[Directive] Please write out the complete listing that follows, exactly as it reads.

=-=-=-=-=

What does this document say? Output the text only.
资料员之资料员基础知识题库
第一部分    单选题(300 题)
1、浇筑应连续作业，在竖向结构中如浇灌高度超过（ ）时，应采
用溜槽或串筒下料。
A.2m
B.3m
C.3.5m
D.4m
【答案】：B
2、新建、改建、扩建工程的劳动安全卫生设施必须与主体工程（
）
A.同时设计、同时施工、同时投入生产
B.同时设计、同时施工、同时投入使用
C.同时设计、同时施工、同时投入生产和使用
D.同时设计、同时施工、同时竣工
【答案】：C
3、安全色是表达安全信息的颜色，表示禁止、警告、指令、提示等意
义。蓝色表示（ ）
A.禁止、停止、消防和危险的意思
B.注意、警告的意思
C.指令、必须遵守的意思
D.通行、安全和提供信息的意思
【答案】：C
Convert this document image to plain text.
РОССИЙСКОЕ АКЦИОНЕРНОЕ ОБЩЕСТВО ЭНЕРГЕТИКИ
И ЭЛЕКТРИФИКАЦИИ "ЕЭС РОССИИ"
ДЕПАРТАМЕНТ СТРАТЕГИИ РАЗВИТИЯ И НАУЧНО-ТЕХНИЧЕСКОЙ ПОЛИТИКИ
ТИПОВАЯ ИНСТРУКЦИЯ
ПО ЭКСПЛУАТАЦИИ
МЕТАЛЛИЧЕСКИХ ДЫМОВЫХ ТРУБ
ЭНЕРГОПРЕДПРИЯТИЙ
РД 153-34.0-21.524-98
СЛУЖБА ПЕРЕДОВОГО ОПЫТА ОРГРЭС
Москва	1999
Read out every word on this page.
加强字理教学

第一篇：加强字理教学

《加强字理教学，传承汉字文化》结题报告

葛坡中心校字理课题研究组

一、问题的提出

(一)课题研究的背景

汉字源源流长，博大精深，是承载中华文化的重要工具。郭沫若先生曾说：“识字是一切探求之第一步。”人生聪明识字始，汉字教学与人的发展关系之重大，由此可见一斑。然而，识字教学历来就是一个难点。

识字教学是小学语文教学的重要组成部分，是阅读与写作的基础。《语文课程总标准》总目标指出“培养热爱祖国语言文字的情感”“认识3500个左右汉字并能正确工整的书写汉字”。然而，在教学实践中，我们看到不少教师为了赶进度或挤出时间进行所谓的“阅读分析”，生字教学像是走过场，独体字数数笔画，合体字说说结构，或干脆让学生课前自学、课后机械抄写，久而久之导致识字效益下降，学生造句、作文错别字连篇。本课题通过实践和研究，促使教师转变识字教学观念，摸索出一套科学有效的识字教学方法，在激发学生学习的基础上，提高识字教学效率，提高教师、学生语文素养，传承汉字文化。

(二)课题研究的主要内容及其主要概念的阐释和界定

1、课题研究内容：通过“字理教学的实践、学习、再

=-=-=-=-=

[Response to the task]
What does this document say? Output the text only.
资料员之资料员基础知识题库
第一部分    单选题(300 题)
1、浇筑应连续作业，在竖向结构中如浇灌高度超过（ ）时，应采
用溜槽或串筒下料。
A.2m
B.3m
C.3.5m
D.4m
【答案】：B
2、新建、改建、扩建工程的劳动安全卫生设施必须与主体工程（
）
A.同时设计、同时施工、同时投入生产
B.同时设计、同时施工、同时投入使用
C.同时设计、同时施工、同时投入生产和使用
D.同时设计、同时施工、同时竣工
【答案】：C
3、安全色是表达安全信息的颜色，表示禁止、警告、指令、提示等意
义。蓝色表示（ ）
A.禁止、停止、消防和危险的意思
B.注意、警告的意思
C.指令、必须遵守的意思
D.通行、安全和提供信息的意思
【答案】：C
Convert this document image to plain text.
РОССИЙСКОЕ АКЦИОНЕРНОЕ ОБЩЕСТВО ЭНЕРГЕТИКИ
И ЭЛЕКТРИФИКАЦИИ "ЕЭС РОССИИ"
ДЕПАРТАМЕНТ СТРАТЕГИИ РАЗВИТИЯ И НАУЧНО-ТЕХНИЧЕСКОЙ ПОЛИТИКИ
ТИПОВАЯ ИНСТРУКЦИЯ
ПО ЭКСПЛУАТАЦИИ
МЕТАЛЛИЧЕСКИХ ДЫМОВЫХ ТРУБ
ЭНЕРГОПРЕДПРИЯТИЙ
РД 153-34.0-21.524-98
СЛУЖБА ПЕРЕДОВОГО ОПЫТА ОРГРЭС
Москва	1999
Read out every word on this page.
加强字理教学

第一篇：加强字理教学

《加强字理教学，传承汉字文化》结题报告

葛坡中心校字理课题研究组

一、问题的提出

(一)课题研究的背景

汉字源源流长，博大精深，是承载中华文化的重要工具。郭沫若先生曾说：“识字是一切探求之第一步。”人生聪明识字始，汉字教学与人的发展关系之重大，由此可见一斑。然而，识字教学历来就是一个难点。

识字教学是小学语文教学的重要组成部分，是阅读与写作的基础。《语文课程总标准》总目标指出“培养热爱祖国语言文字的情感”“认识3500个左右汉字并能正确工整的书写汉字”。然而，在教学实践中，我们看到不少教师为了赶进度或挤出时间进行所谓的“阅读分析”，生字教学像是走过场，独体字数数笔画，合体字说说结构，或干脆让学生课前自学、课后机械抄写，久而久之导致识字效益下降，学生造句、作文错别字连篇。本课题通过实践和研究，促使教师转变识字教学观念，摸索出一套科学有效的识字教学方法，在激发学生学习的基础上，提高识字教学效率，提高教师、学生语文素养，传承汉字文化。

(二)课题研究的主要内容及其主要概念的阐释和界定

1、课题研究内容：通过“字理教学的实践、学习、再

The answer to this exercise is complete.